> _TASK OBJECTIVE_:
Find the lines holding "измерений" and copy them.

[Collected data]

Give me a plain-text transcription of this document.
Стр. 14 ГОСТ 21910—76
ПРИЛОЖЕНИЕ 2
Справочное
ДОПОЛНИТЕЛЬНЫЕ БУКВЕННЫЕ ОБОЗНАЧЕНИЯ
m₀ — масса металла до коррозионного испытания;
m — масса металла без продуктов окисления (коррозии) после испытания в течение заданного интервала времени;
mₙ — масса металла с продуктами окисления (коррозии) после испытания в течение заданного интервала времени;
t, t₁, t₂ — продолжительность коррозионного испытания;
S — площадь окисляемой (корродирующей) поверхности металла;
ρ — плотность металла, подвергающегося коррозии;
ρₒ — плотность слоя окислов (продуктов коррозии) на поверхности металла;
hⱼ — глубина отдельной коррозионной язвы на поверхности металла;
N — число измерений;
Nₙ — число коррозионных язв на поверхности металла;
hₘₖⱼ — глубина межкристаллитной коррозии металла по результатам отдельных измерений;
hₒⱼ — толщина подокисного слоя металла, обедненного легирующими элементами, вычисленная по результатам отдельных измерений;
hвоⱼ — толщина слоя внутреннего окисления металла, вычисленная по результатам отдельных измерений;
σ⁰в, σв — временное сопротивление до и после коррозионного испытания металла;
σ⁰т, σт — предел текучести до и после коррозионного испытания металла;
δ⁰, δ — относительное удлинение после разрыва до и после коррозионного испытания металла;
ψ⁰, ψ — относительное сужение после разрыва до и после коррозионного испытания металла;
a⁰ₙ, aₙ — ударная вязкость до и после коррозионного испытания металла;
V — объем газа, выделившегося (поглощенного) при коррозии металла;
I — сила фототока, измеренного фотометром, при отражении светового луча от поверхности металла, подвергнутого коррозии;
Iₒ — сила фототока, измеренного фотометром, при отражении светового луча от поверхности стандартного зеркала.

> _ANSWER FOR THE TASK_:
N — число измерений;
hₘₖⱼ — глубина межкристаллитной коррозии металла по результатам отдельных измерений;
hₒⱼ — толщина подокисного слоя металла, обедненного легирующими элементами, вычисленная по результатам отдельных измерений;
hвоⱼ — толщина слоя внутреннего окисления металла, вычисленная по результатам отдельных измерений;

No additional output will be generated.